_Exercise directions:_
The required output is a single number: how many lines of the material contain the string "Circulaire".

# start of Data for processing

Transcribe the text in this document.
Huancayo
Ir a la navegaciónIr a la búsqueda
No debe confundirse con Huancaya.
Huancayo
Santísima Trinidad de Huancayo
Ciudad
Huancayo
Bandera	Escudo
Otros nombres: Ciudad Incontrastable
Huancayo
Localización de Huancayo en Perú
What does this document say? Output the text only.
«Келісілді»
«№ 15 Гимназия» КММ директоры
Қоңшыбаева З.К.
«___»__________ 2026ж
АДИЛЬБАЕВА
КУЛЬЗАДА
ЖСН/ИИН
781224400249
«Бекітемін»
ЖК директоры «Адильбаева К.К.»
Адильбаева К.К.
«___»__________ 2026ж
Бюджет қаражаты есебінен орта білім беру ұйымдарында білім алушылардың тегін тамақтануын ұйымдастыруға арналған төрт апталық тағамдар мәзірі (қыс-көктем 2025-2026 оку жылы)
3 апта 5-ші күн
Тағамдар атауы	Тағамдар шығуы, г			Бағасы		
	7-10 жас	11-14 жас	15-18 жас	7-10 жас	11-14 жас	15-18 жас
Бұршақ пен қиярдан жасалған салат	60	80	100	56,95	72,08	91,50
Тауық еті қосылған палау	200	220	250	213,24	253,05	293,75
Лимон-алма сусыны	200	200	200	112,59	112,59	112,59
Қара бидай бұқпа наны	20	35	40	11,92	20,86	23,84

# end of Data for processing
# start of Data for processing

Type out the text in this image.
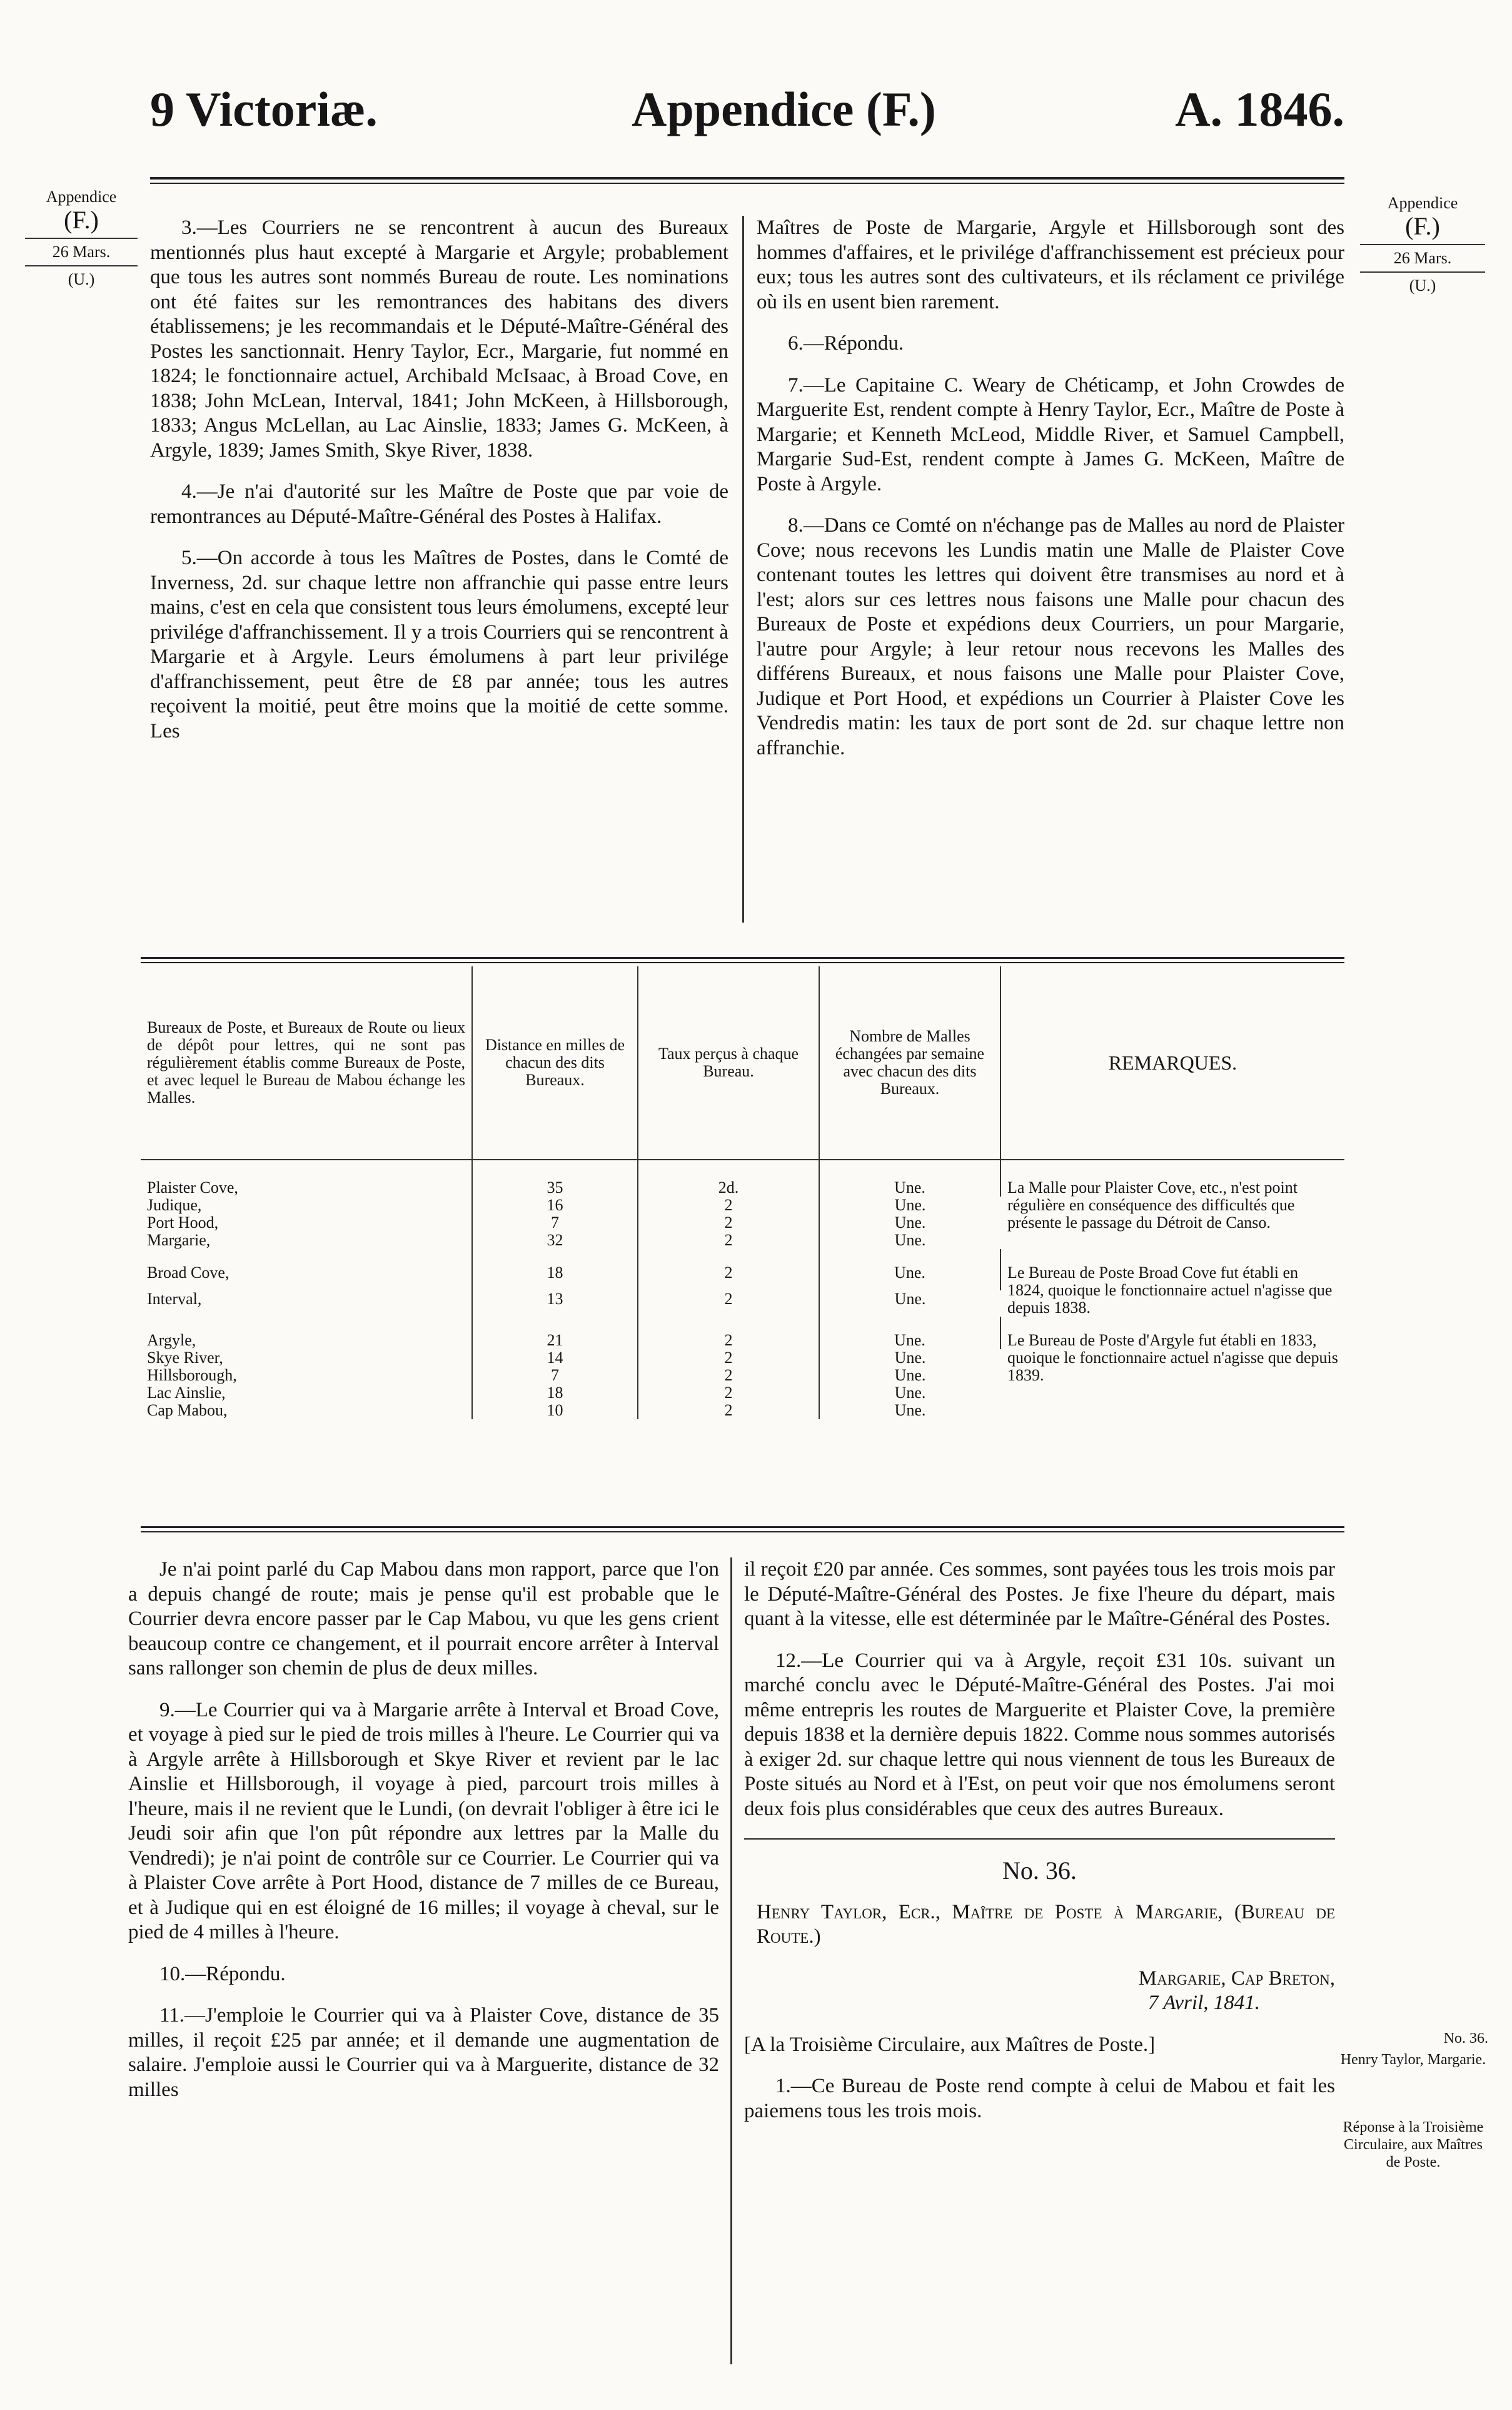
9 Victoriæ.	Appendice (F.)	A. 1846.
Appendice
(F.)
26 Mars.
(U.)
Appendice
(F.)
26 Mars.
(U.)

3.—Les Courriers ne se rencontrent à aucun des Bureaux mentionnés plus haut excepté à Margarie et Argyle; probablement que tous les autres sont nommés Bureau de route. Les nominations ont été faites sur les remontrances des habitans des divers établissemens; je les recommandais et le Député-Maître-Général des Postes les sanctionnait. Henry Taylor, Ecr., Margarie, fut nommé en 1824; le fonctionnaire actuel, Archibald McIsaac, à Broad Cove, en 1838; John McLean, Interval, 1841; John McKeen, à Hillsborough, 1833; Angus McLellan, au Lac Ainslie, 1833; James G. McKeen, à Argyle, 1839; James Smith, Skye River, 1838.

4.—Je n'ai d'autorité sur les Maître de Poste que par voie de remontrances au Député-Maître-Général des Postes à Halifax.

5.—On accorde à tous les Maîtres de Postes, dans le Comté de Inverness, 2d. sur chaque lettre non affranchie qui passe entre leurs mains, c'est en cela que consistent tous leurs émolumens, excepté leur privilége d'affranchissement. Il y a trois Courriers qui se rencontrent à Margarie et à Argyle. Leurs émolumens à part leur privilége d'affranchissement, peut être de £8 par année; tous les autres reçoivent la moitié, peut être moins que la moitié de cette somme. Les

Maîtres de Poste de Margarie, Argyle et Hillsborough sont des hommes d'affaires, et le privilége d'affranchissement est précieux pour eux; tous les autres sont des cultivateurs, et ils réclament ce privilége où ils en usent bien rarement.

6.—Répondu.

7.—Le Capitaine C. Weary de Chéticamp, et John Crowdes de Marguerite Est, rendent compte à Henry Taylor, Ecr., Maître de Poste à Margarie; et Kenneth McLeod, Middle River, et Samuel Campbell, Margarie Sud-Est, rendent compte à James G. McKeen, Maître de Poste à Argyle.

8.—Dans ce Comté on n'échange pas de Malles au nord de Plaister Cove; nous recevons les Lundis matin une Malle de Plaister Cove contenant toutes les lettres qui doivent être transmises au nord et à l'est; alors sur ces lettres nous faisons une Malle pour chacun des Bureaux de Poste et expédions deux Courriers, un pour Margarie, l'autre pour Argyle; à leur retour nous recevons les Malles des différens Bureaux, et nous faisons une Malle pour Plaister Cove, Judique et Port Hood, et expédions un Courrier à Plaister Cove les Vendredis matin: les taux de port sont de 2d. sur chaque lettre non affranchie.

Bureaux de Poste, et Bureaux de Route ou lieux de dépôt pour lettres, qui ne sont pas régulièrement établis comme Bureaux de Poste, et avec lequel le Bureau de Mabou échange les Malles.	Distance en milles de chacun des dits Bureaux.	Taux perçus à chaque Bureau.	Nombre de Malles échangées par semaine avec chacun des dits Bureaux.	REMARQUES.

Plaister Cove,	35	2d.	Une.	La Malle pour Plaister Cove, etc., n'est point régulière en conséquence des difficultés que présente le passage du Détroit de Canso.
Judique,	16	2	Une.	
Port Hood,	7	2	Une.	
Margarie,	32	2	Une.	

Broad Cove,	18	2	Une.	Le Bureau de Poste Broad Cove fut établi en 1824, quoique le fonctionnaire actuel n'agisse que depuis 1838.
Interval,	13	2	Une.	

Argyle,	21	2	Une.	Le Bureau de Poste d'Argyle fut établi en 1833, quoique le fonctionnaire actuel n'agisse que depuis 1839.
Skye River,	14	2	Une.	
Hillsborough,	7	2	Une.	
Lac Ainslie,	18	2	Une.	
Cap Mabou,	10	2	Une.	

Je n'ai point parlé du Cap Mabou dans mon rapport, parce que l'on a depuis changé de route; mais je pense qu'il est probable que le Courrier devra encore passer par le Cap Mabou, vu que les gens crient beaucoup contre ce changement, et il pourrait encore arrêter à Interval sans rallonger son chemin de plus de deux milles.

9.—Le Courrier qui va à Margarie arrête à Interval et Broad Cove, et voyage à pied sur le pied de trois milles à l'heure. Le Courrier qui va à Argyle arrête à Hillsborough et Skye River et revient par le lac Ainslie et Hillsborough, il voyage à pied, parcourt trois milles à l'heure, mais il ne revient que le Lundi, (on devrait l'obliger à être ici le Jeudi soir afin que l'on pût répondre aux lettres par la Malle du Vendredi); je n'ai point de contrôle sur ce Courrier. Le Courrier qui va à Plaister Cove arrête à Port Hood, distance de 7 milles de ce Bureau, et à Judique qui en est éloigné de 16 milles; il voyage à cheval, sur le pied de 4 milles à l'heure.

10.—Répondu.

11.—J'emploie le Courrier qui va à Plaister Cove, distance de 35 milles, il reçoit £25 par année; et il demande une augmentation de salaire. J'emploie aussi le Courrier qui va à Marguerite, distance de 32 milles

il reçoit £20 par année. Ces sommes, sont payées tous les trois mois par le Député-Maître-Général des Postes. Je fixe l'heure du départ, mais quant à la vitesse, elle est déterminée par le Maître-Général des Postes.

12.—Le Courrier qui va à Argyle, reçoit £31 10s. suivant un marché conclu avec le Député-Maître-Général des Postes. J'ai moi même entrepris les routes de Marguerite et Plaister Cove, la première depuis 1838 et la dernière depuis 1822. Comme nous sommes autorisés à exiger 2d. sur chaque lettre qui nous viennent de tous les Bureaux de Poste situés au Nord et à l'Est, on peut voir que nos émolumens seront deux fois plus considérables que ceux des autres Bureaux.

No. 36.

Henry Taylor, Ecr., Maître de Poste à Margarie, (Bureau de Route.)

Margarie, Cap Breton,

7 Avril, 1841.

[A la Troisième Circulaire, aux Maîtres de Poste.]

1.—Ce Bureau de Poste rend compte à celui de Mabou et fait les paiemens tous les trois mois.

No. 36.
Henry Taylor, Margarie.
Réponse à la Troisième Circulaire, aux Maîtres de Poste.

# end of Data for processing

_Reply:_
2